# STATED EXERCISE 1:
Format the records as a JSON list of strings with one string per line, starting with the line that contains "Patent image size: (956, 1246)." and going on through the line that contains "The color separating reflective wheel 238G". Include both of those lines, and leave out blank lines.

The USCCB Labor Day statement, entitled "A New 'Social Contract' for Today's 'New Things,'" calls for a new social contract putting the life and dignity of workers at the center of social renewal. But as Richard McBrien rightly notes, Catholic institutions routinely violate the human dignity of workers and ignore the human rights of workers, even as the church tries to convince secular institutions to treat workers with dignity and respect their rights.
McBrien points out that many of the John Paul II generation of bishops now leading U.S. Catholic dioceses are not merely more theologically conservative than most U.S. bishops have historically been. They are also more politically conservative. Many of them have been willing in recent elections to give a quasi-official stamp of approval to Republican candidates while insinuating that a vote for a Democratic candidate equals sin.
As McBrien notes, it's no accident that many of our current crop of bishops lean to the political right. In recent years, the Vatican has appointed bishops not because they are pastorally experienced and pastorally sensitive, but because they have kept their noses clean and never made any statements that call the Vatican's party line into question. Many contemporary bishops simply have little feel for the struggles of ordinary people, because they have little pastoral experience dealing with everyday folks. And, unlike their predecessors in the first part of the twentieth century, many bishops did not grow up in economically struggling families in which they saw first-hand the effects of dehumanizing treatment of workers by employers.
In McBrien's view, when the Catholic church seeks to preach to society at large about social justice, human rights, and the just treatment of workers, it will not be believed unless it respects the principles it is preaching in its own institutional life. McBrien bases this assertion on the sacramental principle at the center of Catholic theology.
As he notes,
The principle of sacramentality is of urgent importance today. The church must embody in its own life those teachings that are central to Catholic social doctrine.

# PROVIDED DATA:
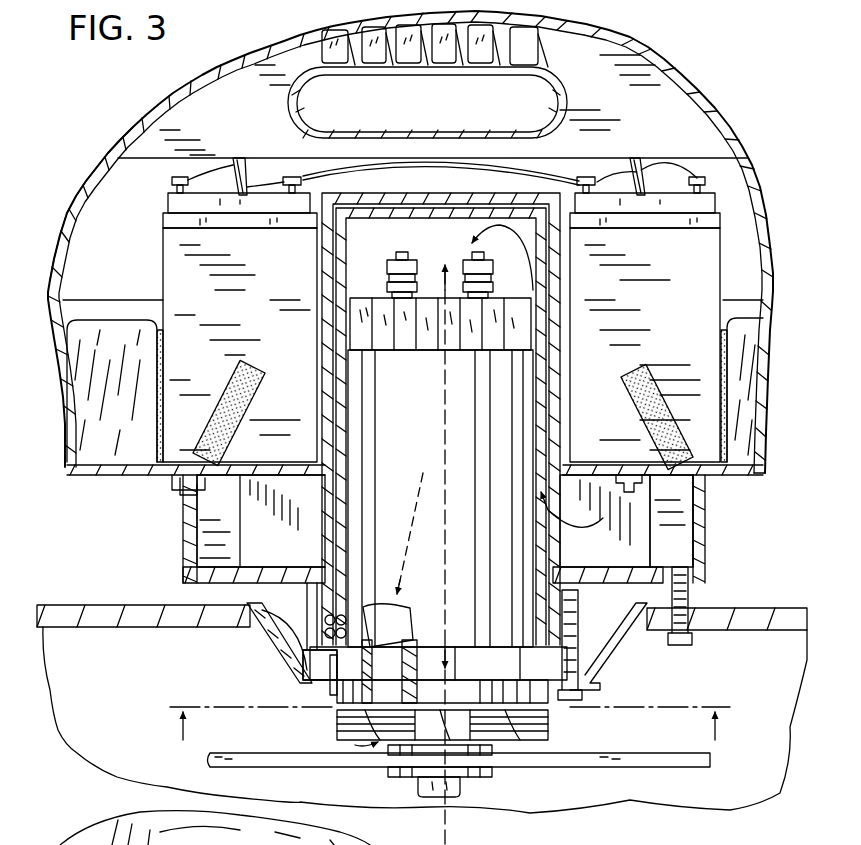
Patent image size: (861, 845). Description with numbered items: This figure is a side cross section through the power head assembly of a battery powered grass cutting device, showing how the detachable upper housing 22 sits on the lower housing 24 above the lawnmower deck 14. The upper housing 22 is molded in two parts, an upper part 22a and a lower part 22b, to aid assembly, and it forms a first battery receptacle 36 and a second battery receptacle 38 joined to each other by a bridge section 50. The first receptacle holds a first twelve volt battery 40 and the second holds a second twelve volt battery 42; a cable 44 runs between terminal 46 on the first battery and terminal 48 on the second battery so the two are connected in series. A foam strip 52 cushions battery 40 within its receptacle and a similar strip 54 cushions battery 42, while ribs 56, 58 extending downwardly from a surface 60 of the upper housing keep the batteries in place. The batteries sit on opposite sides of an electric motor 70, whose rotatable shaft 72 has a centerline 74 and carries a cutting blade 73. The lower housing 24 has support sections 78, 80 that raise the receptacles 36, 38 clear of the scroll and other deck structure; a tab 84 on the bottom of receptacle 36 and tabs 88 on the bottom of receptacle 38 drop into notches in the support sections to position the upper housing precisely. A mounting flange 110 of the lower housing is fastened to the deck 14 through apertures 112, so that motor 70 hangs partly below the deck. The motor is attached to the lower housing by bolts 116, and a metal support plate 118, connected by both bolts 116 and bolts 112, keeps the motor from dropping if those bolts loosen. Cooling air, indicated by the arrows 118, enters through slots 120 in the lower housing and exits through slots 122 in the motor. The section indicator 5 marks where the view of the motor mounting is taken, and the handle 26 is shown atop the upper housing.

The section line 5- 5 is at (450, 709).
The lawnmower deck 14 is at (760, 622).
The upper housing 22 is at (745, 128).
The upper part 22a is at (76, 205).
The lower part 22b is at (55, 380).
The lower housing 24 is at (175, 573).
The handle 26 is at (513, 14).
The first battery receptacle 36 is at (167, 475).
The second battery receptacle 38 is at (727, 440).
The first 12 volt battery 40 is at (252, 322).
The second 12 volt battery 42 is at (690, 266).
The cable 44 is at (542, 167).
The terminal 46 is at (287, 173).
The terminal 48 is at (594, 178).
The bridge section 50 is at (430, 191).
The foam strip 52 is at (205, 377).
The foam strip 54 is at (717, 398).
The rib 56 is at (233, 163).
The rib 58 is at (632, 160).
The surface 60 is at (160, 165).
The electric motor 70 is at (415, 388).
The rotatable shaft 72 is at (497, 753).
The cutting blade 73 is at (603, 766).
The centerline 74 is at (468, 544).
The support section 78 is at (182, 550).
The support section 80 is at (706, 510).
The tab 84 is at (185, 487).
The tabs 88 is at (697, 487).
The mounting flange 110 is at (694, 587).
The apertures 112 is at (657, 557).
The bolts 116 is at (587, 695).
The support plate 118 is at (217, 651).
The slots 120 is at (320, 542).
The slots 122 is at (333, 700).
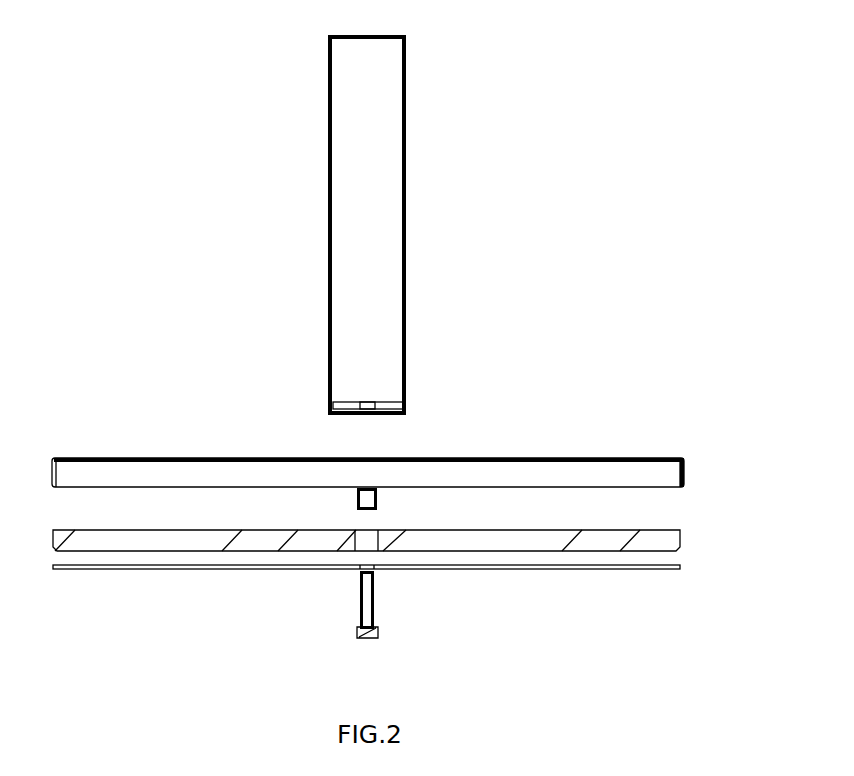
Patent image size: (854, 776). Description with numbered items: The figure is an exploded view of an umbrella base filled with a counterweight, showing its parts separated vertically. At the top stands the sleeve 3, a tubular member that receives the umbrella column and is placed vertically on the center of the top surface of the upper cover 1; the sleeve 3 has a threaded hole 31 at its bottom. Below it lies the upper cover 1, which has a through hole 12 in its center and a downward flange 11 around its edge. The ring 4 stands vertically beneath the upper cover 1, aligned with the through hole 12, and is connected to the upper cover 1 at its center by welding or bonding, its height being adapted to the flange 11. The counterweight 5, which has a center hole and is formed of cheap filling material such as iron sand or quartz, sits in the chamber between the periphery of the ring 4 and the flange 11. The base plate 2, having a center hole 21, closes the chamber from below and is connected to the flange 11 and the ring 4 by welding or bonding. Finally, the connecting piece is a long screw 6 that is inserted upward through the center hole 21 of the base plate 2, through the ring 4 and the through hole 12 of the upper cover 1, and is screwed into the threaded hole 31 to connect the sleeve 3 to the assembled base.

The upper cover 1 is at (570, 458).
The flange 11 is at (687, 468).
The through hole 12 is at (373, 457).
The base plate 2 is at (523, 570).
The center hole 21 is at (374, 570).
The sleeve 3 is at (406, 205).
The threaded hole 31 is at (368, 400).
The ring 4 is at (378, 505).
The counterweight 5 is at (655, 540).
The long screw 6 is at (370, 607).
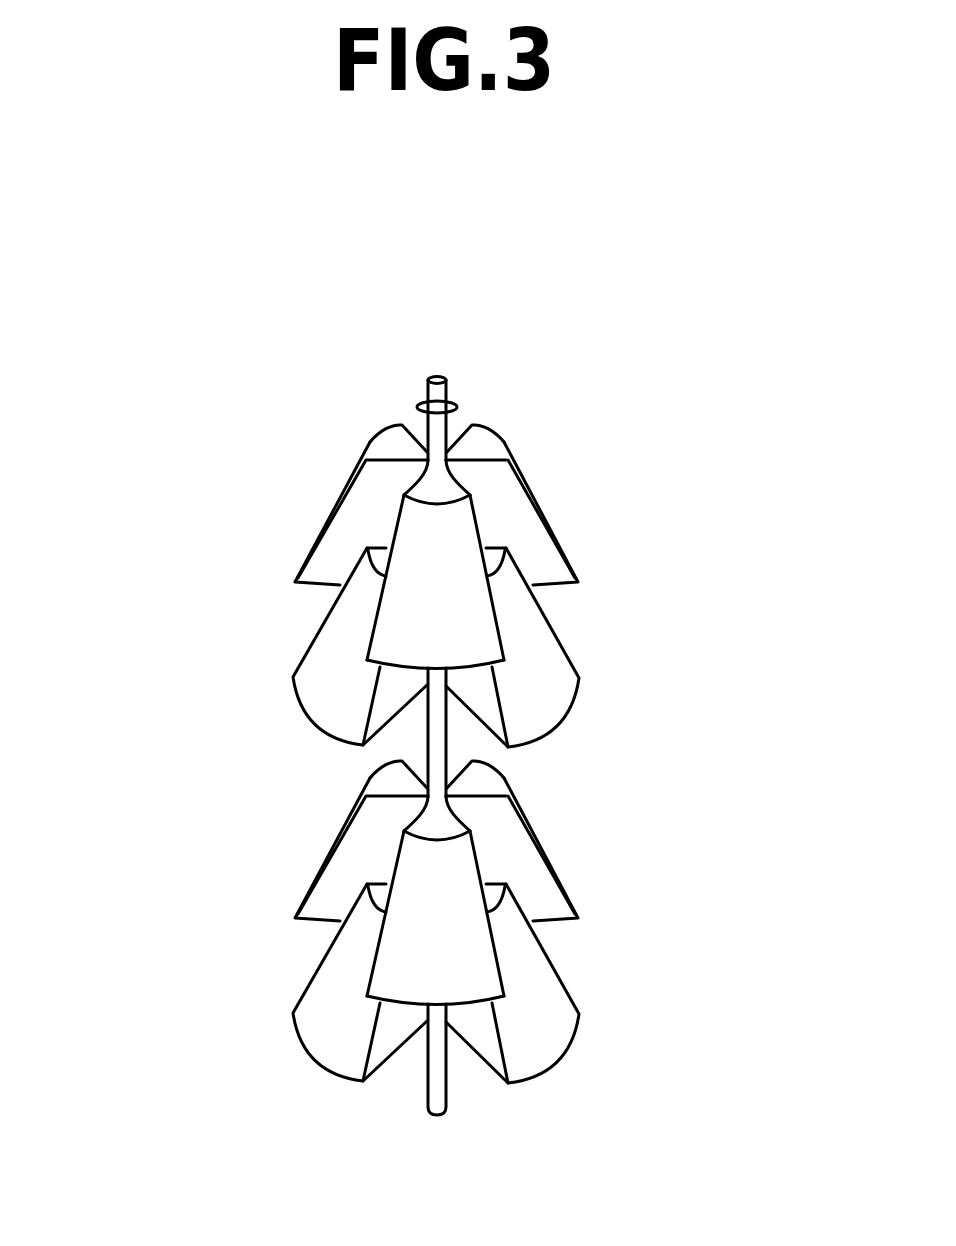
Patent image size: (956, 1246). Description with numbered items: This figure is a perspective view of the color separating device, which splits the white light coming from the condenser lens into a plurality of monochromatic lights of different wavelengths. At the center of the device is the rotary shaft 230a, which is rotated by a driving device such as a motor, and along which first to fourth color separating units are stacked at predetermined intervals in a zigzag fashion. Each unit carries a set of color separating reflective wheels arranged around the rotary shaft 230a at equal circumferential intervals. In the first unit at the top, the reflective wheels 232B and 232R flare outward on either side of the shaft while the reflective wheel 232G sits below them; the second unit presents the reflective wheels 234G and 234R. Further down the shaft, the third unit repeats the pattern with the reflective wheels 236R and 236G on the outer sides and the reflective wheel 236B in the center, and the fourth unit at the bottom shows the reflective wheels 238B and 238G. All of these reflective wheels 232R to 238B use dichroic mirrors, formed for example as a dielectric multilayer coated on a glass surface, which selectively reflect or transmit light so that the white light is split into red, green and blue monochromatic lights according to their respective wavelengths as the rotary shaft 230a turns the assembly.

The rotary shaft 230a is at (437, 372).
The color separating reflective wheel 232B is at (378, 445).
The color separating reflective wheel 232R is at (493, 433).
The color separating reflective wheel 232G is at (478, 523).
The color separating reflective wheel 234G is at (315, 640).
The color separating reflective wheel 234R is at (555, 628).
The color separating reflective wheel 236R is at (340, 838).
The color separating reflective wheel 236G is at (540, 843).
The color separating reflective wheel 236B is at (493, 942).
The color separating reflective wheel 238B is at (310, 973).
The color separating reflective wheel 238G is at (555, 973).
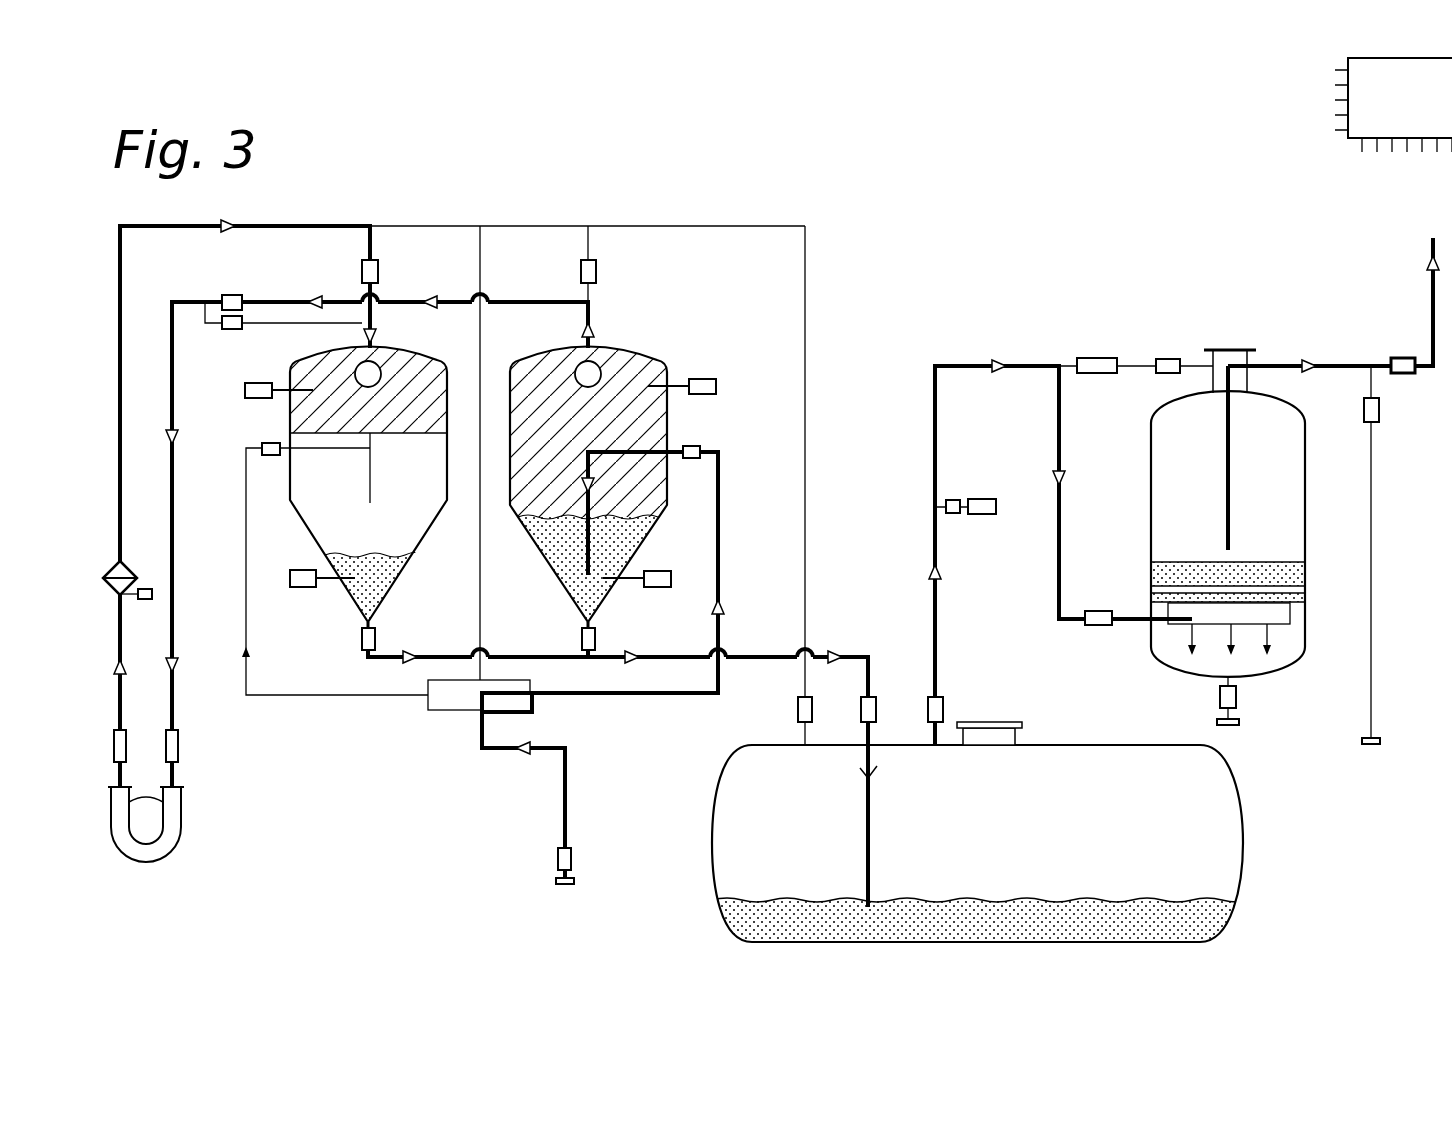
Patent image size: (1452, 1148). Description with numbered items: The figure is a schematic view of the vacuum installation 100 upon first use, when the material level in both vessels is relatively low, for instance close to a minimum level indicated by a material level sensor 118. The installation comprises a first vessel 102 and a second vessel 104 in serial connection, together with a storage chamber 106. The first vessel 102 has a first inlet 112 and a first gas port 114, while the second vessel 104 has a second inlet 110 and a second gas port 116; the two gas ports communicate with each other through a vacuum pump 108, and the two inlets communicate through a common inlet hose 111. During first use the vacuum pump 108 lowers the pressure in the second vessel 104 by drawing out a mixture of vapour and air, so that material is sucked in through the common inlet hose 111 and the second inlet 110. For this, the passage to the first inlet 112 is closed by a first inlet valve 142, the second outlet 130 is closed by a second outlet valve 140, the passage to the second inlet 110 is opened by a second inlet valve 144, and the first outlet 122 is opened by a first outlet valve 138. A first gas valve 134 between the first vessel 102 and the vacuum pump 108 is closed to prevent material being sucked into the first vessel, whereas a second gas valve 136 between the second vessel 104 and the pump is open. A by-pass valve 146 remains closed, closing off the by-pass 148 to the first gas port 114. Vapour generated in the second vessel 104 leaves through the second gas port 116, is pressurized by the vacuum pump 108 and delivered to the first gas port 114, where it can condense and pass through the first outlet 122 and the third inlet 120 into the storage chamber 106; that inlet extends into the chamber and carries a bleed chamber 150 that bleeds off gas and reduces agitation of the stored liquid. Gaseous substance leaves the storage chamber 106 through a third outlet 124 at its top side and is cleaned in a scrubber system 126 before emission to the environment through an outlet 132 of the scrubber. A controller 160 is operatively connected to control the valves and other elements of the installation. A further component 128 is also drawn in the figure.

The vacuum installation 100 is at (840, 190).
The first vessel 102 is at (412, 523).
The second vessel 104 is at (659, 358).
The storage chamber 106 is at (1200, 802).
The vacuum pump 108 is at (155, 825).
The second inlet 110 is at (682, 443).
The common inlet hose 111 is at (565, 822).
The first inlet 112 is at (292, 475).
The first gas port 114 is at (372, 348).
The second gas port 116 is at (590, 338).
The material level sensor 118 is at (296, 587).
The third inlet 120 is at (870, 738).
The first outlet 122 is at (378, 628).
The third outlet 124 is at (935, 742).
The scrubber system 126 is at (1268, 645).
The sensor 128 is at (244, 394).
The second outlet 130 is at (592, 626).
The outlet of the scrubber 132 is at (1242, 383).
The first gas valve 134 is at (380, 272).
The second gas valve 136 is at (596, 272).
The first outlet valve 138 is at (363, 642).
The second outlet valve 140 is at (582, 638).
The first inlet valve 142 is at (265, 458).
The second inlet valve 144 is at (692, 458).
The by-pass valve 146 is at (230, 329).
The by-pass 148 is at (280, 323).
The bleed chamber 150 is at (868, 773).
The controller 160 is at (1437, 111).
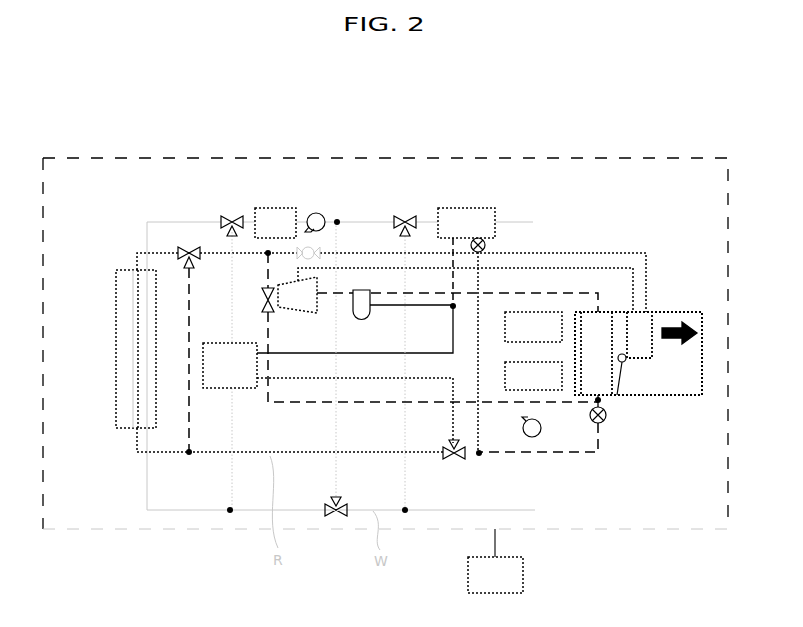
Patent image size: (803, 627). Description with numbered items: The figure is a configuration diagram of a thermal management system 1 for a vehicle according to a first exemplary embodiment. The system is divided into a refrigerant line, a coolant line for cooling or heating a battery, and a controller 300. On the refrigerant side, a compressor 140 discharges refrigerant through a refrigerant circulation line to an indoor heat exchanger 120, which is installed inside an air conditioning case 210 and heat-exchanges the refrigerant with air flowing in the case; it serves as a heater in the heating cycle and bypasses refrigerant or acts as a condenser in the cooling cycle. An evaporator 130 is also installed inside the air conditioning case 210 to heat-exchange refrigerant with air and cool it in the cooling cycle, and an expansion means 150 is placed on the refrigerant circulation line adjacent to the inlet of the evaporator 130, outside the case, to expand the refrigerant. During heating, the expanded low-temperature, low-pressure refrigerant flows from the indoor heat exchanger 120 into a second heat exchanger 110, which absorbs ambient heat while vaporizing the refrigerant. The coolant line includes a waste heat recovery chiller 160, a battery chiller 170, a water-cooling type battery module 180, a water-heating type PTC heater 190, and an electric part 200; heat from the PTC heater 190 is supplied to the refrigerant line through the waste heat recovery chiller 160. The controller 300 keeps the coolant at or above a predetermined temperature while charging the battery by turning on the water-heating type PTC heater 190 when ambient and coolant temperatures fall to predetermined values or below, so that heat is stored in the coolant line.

The thermal management system for vehicle 1 is at (428, 147).
The second heat exchanger 110 is at (126, 268).
The indoor heat exchanger 120 is at (651, 310).
The evaporator 130 is at (604, 322).
The compressor 140 is at (318, 284).
The expansion means 150 is at (606, 418).
The waste heat recovery chiller 160 is at (203, 365).
The battery chiller 170 is at (471, 207).
The water-cooling type battery module 180 is at (558, 392).
The water-heating type PTC heater 190 is at (553, 312).
The electric part 200 is at (276, 207).
The air conditioning case 210 is at (681, 311).
The controller 300 is at (523, 572).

# STATED EXERCISE 2:
Resume the text about Catholic bishops and the dignity of workers from the point where it stops.

# WRITTEN ANSWER 1:
[
  "Patent image size: (956, 1246). Description with numbered items: This figure is a perspective view of the color separating device, which splits the white light coming from the condenser lens into a plurality of monochromatic lights of different wavelengths. At the center of the device is the rotary shaft 230a, which is rotated by a driving device such as a motor, and along which first to fourth color separating units are stacked at predetermined intervals in a zigzag fashion. Each unit carries a set of color separating reflective wheels arranged around the rotary shaft 230a at equal circumferential intervals. In the first unit at the top, the reflective wheels 232B and 232R flare outward on either side of the shaft while the reflective wheel 232G sits below them; the second unit presents the reflective wheels 234G and 234R. Further down the shaft, the third unit repeats the pattern with the reflective wheels 236R and 236G on the outer sides and the reflective wheel 236B in the center, and the fourth unit at the bottom shows the reflective wheels 238B and 238G. All of these reflective wheels 232R to 238B use dichroic mirrors, formed for example as a dielectric multilayer coated on a glass surface, which selectively reflect or transmit light so that the white light is split into red, green and blue monochromatic lights according to their respective wavelengths as the rotary shaft 230a turns the assembly.",
  "The rotary shaft 230a is at (437, 372).",
  "The color separating reflective wheel 232B is at (378, 445).",
  "The color separating reflective wheel 232R is at (493, 433).",
  "The color separating reflective wheel 232G is at (478, 523).",
  "The color separating reflective wheel 234G is at (315, 640).",
  "The color separating reflective wheel 234R is at (555, 628).",
  "The color separating reflective wheel 236R is at (340, 838).",
  "The color separating reflective wheel 236G is at (540, 843).",
  "The color separating reflective wheel 236B is at (493, 942).",
  "The color separating reflective wheel 238B is at (310, 973).",
  "The color separating reflective wheel 238G is at (555, 973)."
]

# WRITTEN ANSWER 2:
This is a discussion that certainly needs to be of concern to gay and lesbian citizens and gay and lesbian Catholics. Just last week, the USCCB joined with a number of right-leaning faith communities to send a public letter to Congress demanding that the U.S. government continue to respect the "right" of faith communities to practice religiously based discrimination in hiring and firing decisions.
One of the key issues of concern to those sending this letter to Congress--an issue of concern to the U.S. bishops, as well, on behalf of Catholic institutions in their employment practices--is the question of the rights of workers to be protected from discrimination on grounds of sexual orientation. The bishops are arguing--explicitly so--for the "right" to continue discriminating against LGBT employees in Catholic institutions, as they see fit.
You can't preach what you don't practice. You can't credibly teach what you don't embody.
If the U.S. Catholic bishops want to convince the culture at large to respect human rights and the dignity of workers, they must work to eradicate unjust discrimination from Catholic institutions. And they must exemplify in their own behavior, in Catholic institutions themselves, the virtues they want to communicate to the public sphere.
Walk the talk.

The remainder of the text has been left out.